Problem description = Beneath this task is a listing; retype all of it exactly.

* * * * * * * * *

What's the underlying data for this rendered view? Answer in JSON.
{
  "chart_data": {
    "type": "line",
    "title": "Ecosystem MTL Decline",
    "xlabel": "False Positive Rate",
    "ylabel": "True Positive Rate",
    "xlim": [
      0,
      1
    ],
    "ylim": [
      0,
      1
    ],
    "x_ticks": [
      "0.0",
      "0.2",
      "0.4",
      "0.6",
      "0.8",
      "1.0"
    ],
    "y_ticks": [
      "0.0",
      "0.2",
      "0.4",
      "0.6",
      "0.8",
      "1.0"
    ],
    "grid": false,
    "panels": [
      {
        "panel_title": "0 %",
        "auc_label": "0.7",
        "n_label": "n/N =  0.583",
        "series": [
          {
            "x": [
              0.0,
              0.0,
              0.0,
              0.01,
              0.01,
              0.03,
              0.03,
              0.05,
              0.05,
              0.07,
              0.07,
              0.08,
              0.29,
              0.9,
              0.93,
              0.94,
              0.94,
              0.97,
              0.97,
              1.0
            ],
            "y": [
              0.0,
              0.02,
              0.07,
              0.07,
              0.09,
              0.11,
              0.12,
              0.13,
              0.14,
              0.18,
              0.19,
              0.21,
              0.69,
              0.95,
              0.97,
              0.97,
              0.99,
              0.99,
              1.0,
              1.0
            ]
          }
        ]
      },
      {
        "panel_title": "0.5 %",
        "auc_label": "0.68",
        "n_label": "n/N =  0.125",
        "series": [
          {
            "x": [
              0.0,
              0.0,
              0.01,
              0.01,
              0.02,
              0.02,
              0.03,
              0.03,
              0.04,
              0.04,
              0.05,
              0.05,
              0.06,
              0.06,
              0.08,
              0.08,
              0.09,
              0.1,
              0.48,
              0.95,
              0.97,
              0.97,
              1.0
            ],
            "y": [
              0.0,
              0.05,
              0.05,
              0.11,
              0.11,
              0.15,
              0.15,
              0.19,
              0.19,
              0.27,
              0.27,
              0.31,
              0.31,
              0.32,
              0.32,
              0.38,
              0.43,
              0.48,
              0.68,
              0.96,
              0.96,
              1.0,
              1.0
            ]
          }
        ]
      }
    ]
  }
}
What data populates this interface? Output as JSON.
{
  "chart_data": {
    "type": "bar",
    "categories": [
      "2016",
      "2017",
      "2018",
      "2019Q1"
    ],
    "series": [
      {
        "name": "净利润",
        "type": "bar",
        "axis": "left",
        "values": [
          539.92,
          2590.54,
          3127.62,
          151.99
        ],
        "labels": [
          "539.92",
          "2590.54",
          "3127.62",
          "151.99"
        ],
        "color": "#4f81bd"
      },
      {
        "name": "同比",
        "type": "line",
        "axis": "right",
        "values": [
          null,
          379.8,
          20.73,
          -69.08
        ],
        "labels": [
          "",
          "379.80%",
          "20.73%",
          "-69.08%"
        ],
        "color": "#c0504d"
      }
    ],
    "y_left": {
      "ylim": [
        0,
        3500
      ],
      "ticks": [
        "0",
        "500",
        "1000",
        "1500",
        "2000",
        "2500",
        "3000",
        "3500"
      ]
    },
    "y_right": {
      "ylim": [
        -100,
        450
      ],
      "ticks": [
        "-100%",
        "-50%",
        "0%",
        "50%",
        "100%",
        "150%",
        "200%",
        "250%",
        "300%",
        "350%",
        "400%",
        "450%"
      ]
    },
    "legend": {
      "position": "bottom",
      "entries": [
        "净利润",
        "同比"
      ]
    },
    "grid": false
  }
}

* * * * * * * * *

Full solution =
What's the underlying data for this rendered view? Answer in JSON.
{
  "chart_data": {
    "type": "line",
    "title": "Ecosystem MTL Decline",
    "xlabel": "False Positive Rate",
    "ylabel": "True Positive Rate",
    "xlim": [
      0,
      1
    ],
    "ylim": [
      0,
      1
    ],
    "x_ticks": [
      "0.0",
      "0.2",
      "0.4",
      "0.6",
      "0.8",
      "1.0"
    ],
    "y_ticks": [
      "0.0",
      "0.2",
      "0.4",
      "0.6",
      "0.8",
      "1.0"
    ],
    "grid": false,
    "panels": [
      {
        "panel_title": "0 %",
        "auc_label": "0.7",
        "n_label": "n/N =  0.583",
        "series": [
          {
            "x": [
              0.0,
              0.0,
              0.0,
              0.01,
              0.01,
              0.03,
              0.03,
              0.05,
              0.05,
              0.07,
              0.07,
              0.08,
              0.29,
              0.9,
              0.93,
              0.94,
              0.94,
              0.97,
              0.97,
              1.0
            ],
            "y": [
              0.0,
              0.02,
              0.07,
              0.07,
              0.09,
              0.11,
              0.12,
              0.13,
              0.14,
              0.18,
              0.19,
              0.21,
              0.69,
              0.95,
              0.97,
              0.97,
              0.99,
              0.99,
              1.0,
              1.0
            ]
          }
        ]
      },
      {
        "panel_title": "0.5 %",
        "auc_label": "0.68",
        "n_label": "n/N =  0.125",
        "series": [
          {
            "x": [
              0.0,
              0.0,
              0.01,
              0.01,
              0.02,
              0.02,
              0.03,
              0.03,
              0.04,
              0.04,
              0.05,
              0.05,
              0.06,
              0.06,
              0.08,
              0.08,
              0.09,
              0.1,
              0.48,
              0.95,
              0.97,
              0.97,
              1.0
            ],
            "y": [
              0.0,
              0.05,
              0.05,
              0.11,
              0.11,
              0.15,
              0.15,
              0.19,
              0.19,
              0.27,
              0.27,
              0.31,
              0.31,
              0.32,
              0.32,
              0.38,
              0.43,
              0.48,
              0.68,
              0.96,
              0.96,
              1.0,
              1.0
            ]
          }
        ]
      }
    ]
  }
}
What data populates this interface? Output as JSON.
{
  "chart_data": {
    "type": "bar",
    "categories": [
      "2016",
      "2017",
      "2018",
      "2019Q1"
    ],
    "series": [
      {
        "name": "净利润",
        "type": "bar",
        "axis": "left",
        "values": [
          539.92,
          2590.54,
          3127.62,
          151.99
        ],
        "labels": [
          "539.92",
          "2590.54",
          "3127.62",
          "151.99"
        ],
        "color": "#4f81bd"
      },
      {
        "name": "同比",
        "type": "line",
        "axis": "right",
        "values": [
          null,
          379.8,
          20.73,
          -69.08
        ],
        "labels": [
          "",
          "379.80%",
          "20.73%",
          "-69.08%"
        ],
        "color": "#c0504d"
      }
    ],
    "y_left": {
      "ylim": [
        0,
        3500
      ],
      "ticks": [
        "0",
        "500",
        "1000",
        "1500",
        "2000",
        "2500",
        "3000",
        "3500"
      ]
    },
    "y_right": {
      "ylim": [
        -100,
        450
      ],
      "ticks": [
        "-100%",
        "-50%",
        "0%",
        "50%",
        "100%",
        "150%",
        "200%",
        "250%",
        "300%",
        "350%",
        "400%",
        "450%"
      ]
    },
    "legend": {
      "position": "bottom",
      "entries": [
        "净利润",
        "同比"
      ]
    },
    "grid": false
  }
}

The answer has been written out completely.